▸ Objective:
Return the whole listing, keeping every character the same.

▸ The data:

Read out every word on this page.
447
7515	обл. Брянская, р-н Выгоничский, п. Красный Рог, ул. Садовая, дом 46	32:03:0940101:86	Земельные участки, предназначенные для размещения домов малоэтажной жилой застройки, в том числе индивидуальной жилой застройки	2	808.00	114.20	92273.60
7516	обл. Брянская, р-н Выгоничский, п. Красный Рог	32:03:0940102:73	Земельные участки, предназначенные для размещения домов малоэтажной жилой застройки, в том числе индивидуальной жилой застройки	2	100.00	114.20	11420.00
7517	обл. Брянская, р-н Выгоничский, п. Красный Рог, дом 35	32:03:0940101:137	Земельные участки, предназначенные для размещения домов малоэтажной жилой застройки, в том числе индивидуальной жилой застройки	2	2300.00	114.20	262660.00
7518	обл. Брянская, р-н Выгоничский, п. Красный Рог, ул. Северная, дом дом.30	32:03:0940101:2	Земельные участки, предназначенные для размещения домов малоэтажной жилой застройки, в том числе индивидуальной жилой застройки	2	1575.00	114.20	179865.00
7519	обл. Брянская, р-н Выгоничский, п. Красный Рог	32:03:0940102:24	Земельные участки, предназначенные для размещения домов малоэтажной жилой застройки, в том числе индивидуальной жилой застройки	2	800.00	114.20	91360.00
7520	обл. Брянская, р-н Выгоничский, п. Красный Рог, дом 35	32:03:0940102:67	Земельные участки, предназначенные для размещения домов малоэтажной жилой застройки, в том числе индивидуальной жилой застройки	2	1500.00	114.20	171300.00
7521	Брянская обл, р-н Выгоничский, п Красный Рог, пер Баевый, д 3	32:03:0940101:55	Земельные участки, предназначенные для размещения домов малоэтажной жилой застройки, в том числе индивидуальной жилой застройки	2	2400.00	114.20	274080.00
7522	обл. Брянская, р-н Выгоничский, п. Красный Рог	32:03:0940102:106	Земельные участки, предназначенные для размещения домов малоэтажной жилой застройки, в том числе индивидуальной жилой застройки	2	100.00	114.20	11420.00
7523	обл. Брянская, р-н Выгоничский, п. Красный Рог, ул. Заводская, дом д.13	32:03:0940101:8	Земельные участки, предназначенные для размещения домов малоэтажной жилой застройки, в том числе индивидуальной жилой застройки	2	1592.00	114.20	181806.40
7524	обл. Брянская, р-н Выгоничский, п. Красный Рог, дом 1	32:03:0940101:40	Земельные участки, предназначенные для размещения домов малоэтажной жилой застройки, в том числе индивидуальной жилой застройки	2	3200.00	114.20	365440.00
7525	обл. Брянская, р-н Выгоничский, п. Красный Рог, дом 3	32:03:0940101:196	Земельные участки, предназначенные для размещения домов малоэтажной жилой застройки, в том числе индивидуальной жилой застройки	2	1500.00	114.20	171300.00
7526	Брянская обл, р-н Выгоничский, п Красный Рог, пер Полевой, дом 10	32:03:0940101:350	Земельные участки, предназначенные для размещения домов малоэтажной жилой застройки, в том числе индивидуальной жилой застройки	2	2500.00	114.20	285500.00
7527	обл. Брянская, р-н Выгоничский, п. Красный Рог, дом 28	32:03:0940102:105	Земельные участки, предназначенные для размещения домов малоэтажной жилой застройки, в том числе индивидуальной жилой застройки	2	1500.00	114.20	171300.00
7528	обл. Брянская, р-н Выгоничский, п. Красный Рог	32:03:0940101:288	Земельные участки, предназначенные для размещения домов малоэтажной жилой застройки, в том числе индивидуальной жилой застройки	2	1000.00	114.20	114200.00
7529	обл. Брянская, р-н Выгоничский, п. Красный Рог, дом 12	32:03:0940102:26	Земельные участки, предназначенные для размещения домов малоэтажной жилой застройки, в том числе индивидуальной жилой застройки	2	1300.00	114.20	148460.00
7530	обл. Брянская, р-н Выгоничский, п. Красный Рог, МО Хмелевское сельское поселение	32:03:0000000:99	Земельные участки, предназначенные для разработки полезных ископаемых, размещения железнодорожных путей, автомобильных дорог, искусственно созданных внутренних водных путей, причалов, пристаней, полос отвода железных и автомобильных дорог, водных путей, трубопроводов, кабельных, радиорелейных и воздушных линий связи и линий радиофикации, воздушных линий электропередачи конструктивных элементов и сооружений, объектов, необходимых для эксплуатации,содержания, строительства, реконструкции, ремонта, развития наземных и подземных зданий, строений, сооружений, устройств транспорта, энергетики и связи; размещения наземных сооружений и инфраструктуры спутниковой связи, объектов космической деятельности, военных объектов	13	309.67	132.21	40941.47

▸ Correct answer:
Read out every word on this page.
447
7515	обл. Брянская, р-н Выгоничский, п. Красный Рог, ул. Садовая, дом 46	32:03:0940101:86	Земельные участки, предназначенные для размещения домов малоэтажной жилой застройки, в том числе индивидуальной жилой застройки	2	808.00	114.20	92273.60
7516	обл. Брянская, р-н Выгоничский, п. Красный Рог	32:03:0940102:73	Земельные участки, предназначенные для размещения домов малоэтажной жилой застройки, в том числе индивидуальной жилой застройки	2	100.00	114.20	11420.00
7517	обл. Брянская, р-н Выгоничский, п. Красный Рог, дом 35	32:03:0940101:137	Земельные участки, предназначенные для размещения домов малоэтажной жилой застройки, в том числе индивидуальной жилой застройки	2	2300.00	114.20	262660.00
7518	обл. Брянская, р-н Выгоничский, п. Красный Рог, ул. Северная, дом дом.30	32:03:0940101:2	Земельные участки, предназначенные для размещения домов малоэтажной жилой застройки, в том числе индивидуальной жилой застройки	2	1575.00	114.20	179865.00
7519	обл. Брянская, р-н Выгоничский, п. Красный Рог	32:03:0940102:24	Земельные участки, предназначенные для размещения домов малоэтажной жилой застройки, в том числе индивидуальной жилой застройки	2	800.00	114.20	91360.00
7520	обл. Брянская, р-н Выгоничский, п. Красный Рог, дом 35	32:03:0940102:67	Земельные участки, предназначенные для размещения домов малоэтажной жилой застройки, в том числе индивидуальной жилой застройки	2	1500.00	114.20	171300.00
7521	Брянская обл, р-н Выгоничский, п Красный Рог, пер Баевый, д 3	32:03:0940101:55	Земельные участки, предназначенные для размещения домов малоэтажной жилой застройки, в том числе индивидуальной жилой застройки	2	2400.00	114.20	274080.00
7522	обл. Брянская, р-н Выгоничский, п. Красный Рог	32:03:0940102:106	Земельные участки, предназначенные для размещения домов малоэтажной жилой застройки, в том числе индивидуальной жилой застройки	2	100.00	114.20	11420.00
7523	обл. Брянская, р-н Выгоничский, п. Красный Рог, ул. Заводская, дом д.13	32:03:0940101:8	Земельные участки, предназначенные для размещения домов малоэтажной жилой застройки, в том числе индивидуальной жилой застройки	2	1592.00	114.20	181806.40
7524	обл. Брянская, р-н Выгоничский, п. Красный Рог, дом 1	32:03:0940101:40	Земельные участки, предназначенные для размещения домов малоэтажной жилой застройки, в том числе индивидуальной жилой застройки	2	3200.00	114.20	365440.00
7525	обл. Брянская, р-н Выгоничский, п. Красный Рог, дом 3	32:03:0940101:196	Земельные участки, предназначенные для размещения домов малоэтажной жилой застройки, в том числе индивидуальной жилой застройки	2	1500.00	114.20	171300.00
7526	Брянская обл, р-н Выгоничский, п Красный Рог, пер Полевой, дом 10	32:03:0940101:350	Земельные участки, предназначенные для размещения домов малоэтажной жилой застройки, в том числе индивидуальной жилой застройки	2	2500.00	114.20	285500.00
7527	обл. Брянская, р-н Выгоничский, п. Красный Рог, дом 28	32:03:0940102:105	Земельные участки, предназначенные для размещения домов малоэтажной жилой застройки, в том числе индивидуальной жилой застройки	2	1500.00	114.20	171300.00
7528	обл. Брянская, р-н Выгоничский, п. Красный Рог	32:03:0940101:288	Земельные участки, предназначенные для размещения домов малоэтажной жилой застройки, в том числе индивидуальной жилой застройки	2	1000.00	114.20	114200.00
7529	обл. Брянская, р-н Выгоничский, п. Красный Рог, дом 12	32:03:0940102:26	Земельные участки, предназначенные для размещения домов малоэтажной жилой застройки, в том числе индивидуальной жилой застройки	2	1300.00	114.20	148460.00
7530	обл. Брянская, р-н Выгоничский, п. Красный Рог, МО Хмелевское сельское поселение	32:03:0000000:99	Земельные участки, предназначенные для разработки полезных ископаемых, размещения железнодорожных путей, автомобильных дорог, искусственно созданных внутренних водных путей, причалов, пристаней, полос отвода железных и автомобильных дорог, водных путей, трубопроводов, кабельных, радиорелейных и воздушных линий связи и линий радиофикации, воздушных линий электропередачи конструктивных элементов и сооружений, объектов, необходимых для эксплуатации,содержания, строительства, реконструкции, ремонта, развития наземных и подземных зданий, строений, сооружений, устройств транспорта, энергетики и связи; размещения наземных сооружений и инфраструктуры спутниковой связи, объектов космической деятельности, военных объектов	13	309.67	132.21	40941.47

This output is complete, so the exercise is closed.